*Your instructions*: Images must not appear in your copy; reproduce every other part of the records exactly.

*Provided records*:
####

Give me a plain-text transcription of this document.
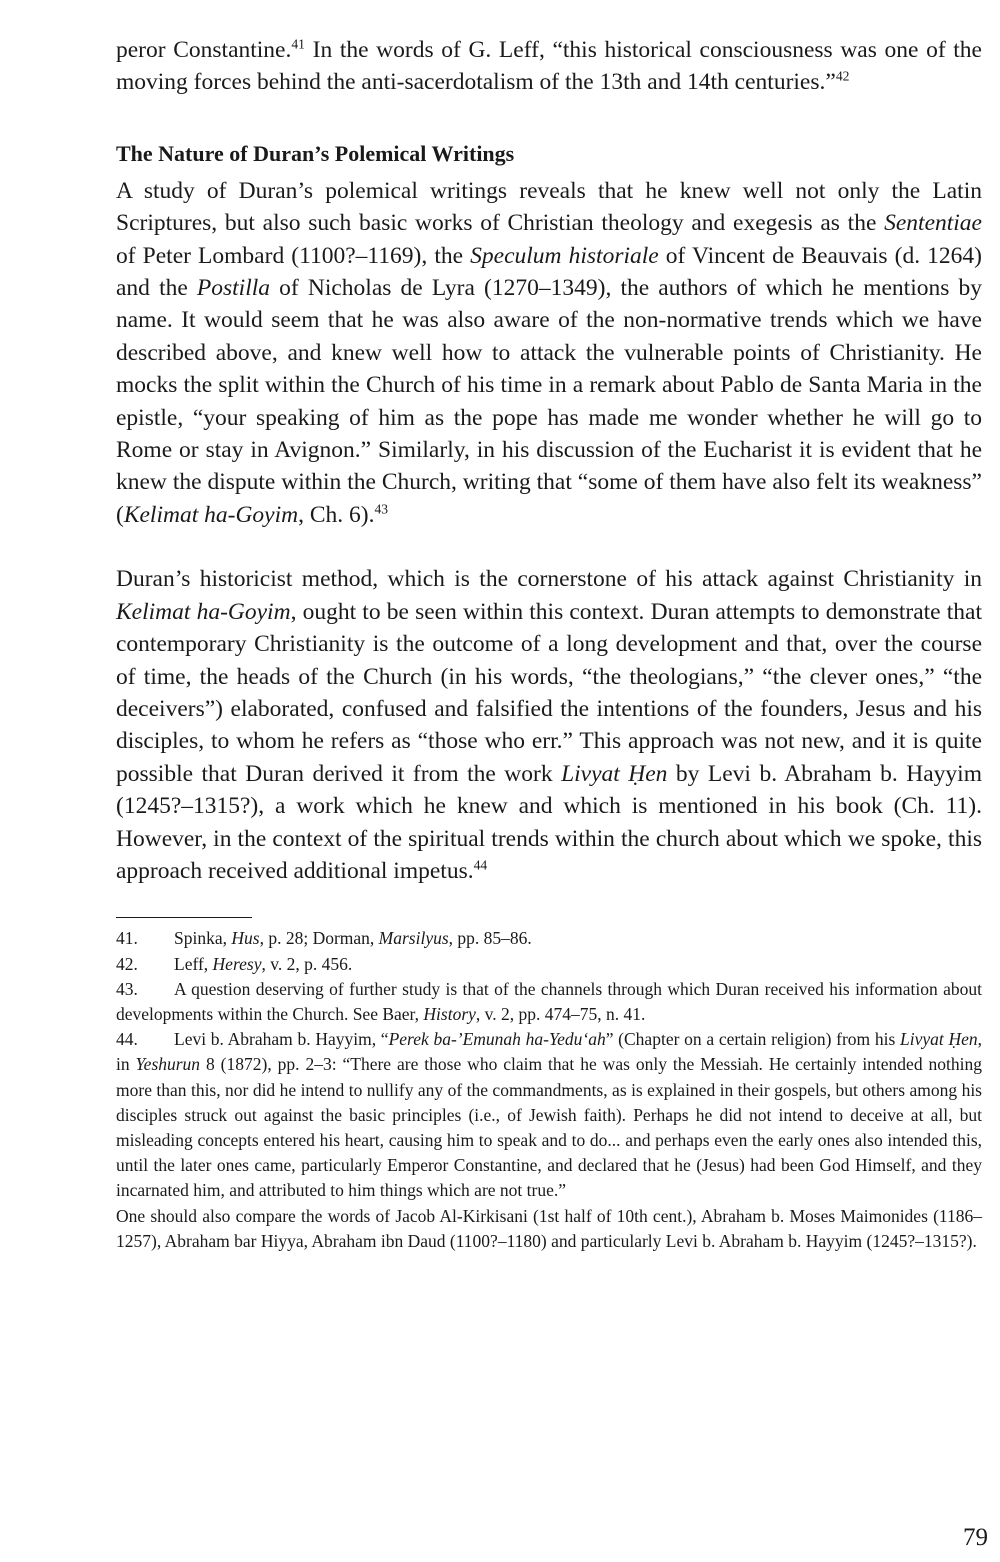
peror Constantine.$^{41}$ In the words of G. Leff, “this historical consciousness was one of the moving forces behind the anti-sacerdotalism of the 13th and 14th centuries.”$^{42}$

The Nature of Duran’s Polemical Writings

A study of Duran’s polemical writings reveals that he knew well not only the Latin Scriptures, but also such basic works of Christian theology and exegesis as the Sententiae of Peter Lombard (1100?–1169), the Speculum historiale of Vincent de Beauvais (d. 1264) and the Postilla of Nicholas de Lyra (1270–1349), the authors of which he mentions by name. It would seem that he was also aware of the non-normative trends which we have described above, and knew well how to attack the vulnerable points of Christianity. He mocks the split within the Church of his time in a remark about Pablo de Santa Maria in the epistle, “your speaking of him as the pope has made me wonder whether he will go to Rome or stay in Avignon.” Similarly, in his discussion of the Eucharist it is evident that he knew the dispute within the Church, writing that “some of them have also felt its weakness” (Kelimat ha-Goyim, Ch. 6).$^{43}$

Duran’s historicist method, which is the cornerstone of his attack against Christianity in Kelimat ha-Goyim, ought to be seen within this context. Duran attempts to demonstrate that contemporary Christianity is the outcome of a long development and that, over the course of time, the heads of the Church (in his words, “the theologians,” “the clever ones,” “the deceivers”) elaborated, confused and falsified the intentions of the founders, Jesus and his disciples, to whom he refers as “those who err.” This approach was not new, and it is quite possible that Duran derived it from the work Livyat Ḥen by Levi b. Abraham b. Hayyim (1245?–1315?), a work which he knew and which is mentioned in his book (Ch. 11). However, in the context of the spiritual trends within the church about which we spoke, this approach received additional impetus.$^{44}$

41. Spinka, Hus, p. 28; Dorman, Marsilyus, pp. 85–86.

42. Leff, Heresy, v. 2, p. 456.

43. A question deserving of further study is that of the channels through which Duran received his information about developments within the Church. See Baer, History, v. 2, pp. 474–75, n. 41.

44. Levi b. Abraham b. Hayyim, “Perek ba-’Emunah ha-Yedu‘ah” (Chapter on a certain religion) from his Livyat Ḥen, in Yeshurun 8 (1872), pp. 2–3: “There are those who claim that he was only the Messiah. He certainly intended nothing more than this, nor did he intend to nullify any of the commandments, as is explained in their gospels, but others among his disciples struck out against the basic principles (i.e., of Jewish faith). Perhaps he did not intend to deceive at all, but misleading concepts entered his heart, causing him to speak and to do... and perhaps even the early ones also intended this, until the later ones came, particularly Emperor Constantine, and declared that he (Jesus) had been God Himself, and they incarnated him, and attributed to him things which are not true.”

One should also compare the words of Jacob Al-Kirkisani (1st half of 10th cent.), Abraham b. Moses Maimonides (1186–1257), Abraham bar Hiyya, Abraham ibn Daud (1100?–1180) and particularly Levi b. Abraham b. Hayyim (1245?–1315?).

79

####

*Answer to this task*:
Give me a plain-text transcription of this document.
peror Constantine.$^{41}$ In the words of G. Leff, “this historical consciousness was one of the moving forces behind the anti-sacerdotalism of the 13th and 14th centuries.”$^{42}$

The Nature of Duran’s Polemical Writings

A study of Duran’s polemical writings reveals that he knew well not only the Latin Scriptures, but also such basic works of Christian theology and exegesis as the Sententiae of Peter Lombard (1100?–1169), the Speculum historiale of Vincent de Beauvais (d. 1264) and the Postilla of Nicholas de Lyra (1270–1349), the authors of which he mentions by name. It would seem that he was also aware of the non-normative trends which we have described above, and knew well how to attack the vulnerable points of Christianity. He mocks the split within the Church of his time in a remark about Pablo de Santa Maria in the epistle, “your speaking of him as the pope has made me wonder whether he will go to Rome or stay in Avignon.” Similarly, in his discussion of the Eucharist it is evident that he knew the dispute within the Church, writing that “some of them have also felt its weakness” (Kelimat ha-Goyim, Ch. 6).$^{43}$

Duran’s historicist method, which is the cornerstone of his attack against Christianity in Kelimat ha-Goyim, ought to be seen within this context. Duran attempts to demonstrate that contemporary Christianity is the outcome of a long development and that, over the course of time, the heads of the Church (in his words, “the theologians,” “the clever ones,” “the deceivers”) elaborated, confused and falsified the intentions of the founders, Jesus and his disciples, to whom he refers as “those who err.” This approach was not new, and it is quite possible that Duran derived it from the work Livyat Ḥen by Levi b. Abraham b. Hayyim (1245?–1315?), a work which he knew and which is mentioned in his book (Ch. 11). However, in the context of the spiritual trends within the church about which we spoke, this approach received additional impetus.$^{44}$

41. Spinka, Hus, p. 28; Dorman, Marsilyus, pp. 85–86.

42. Leff, Heresy, v. 2, p. 456.

43. A question deserving of further study is that of the channels through which Duran received his information about developments within the Church. See Baer, History, v. 2, pp. 474–75, n. 41.

44. Levi b. Abraham b. Hayyim, “Perek ba-’Emunah ha-Yedu‘ah” (Chapter on a certain religion) from his Livyat Ḥen, in Yeshurun 8 (1872), pp. 2–3: “There are those who claim that he was only the Messiah. He certainly intended nothing more than this, nor did he intend to nullify any of the commandments, as is explained in their gospels, but others among his disciples struck out against the basic principles (i.e., of Jewish faith). Perhaps he did not intend to deceive at all, but misleading concepts entered his heart, causing him to speak and to do... and perhaps even the early ones also intended this, until the later ones came, particularly Emperor Constantine, and declared that he (Jesus) had been God Himself, and they incarnated him, and attributed to him things which are not true.”

One should also compare the words of Jacob Al-Kirkisani (1st half of 10th cent.), Abraham b. Moses Maimonides (1186–1257), Abraham bar Hiyya, Abraham ibn Daud (1100?–1180) and particularly Levi b. Abraham b. Hayyim (1245?–1315?).

79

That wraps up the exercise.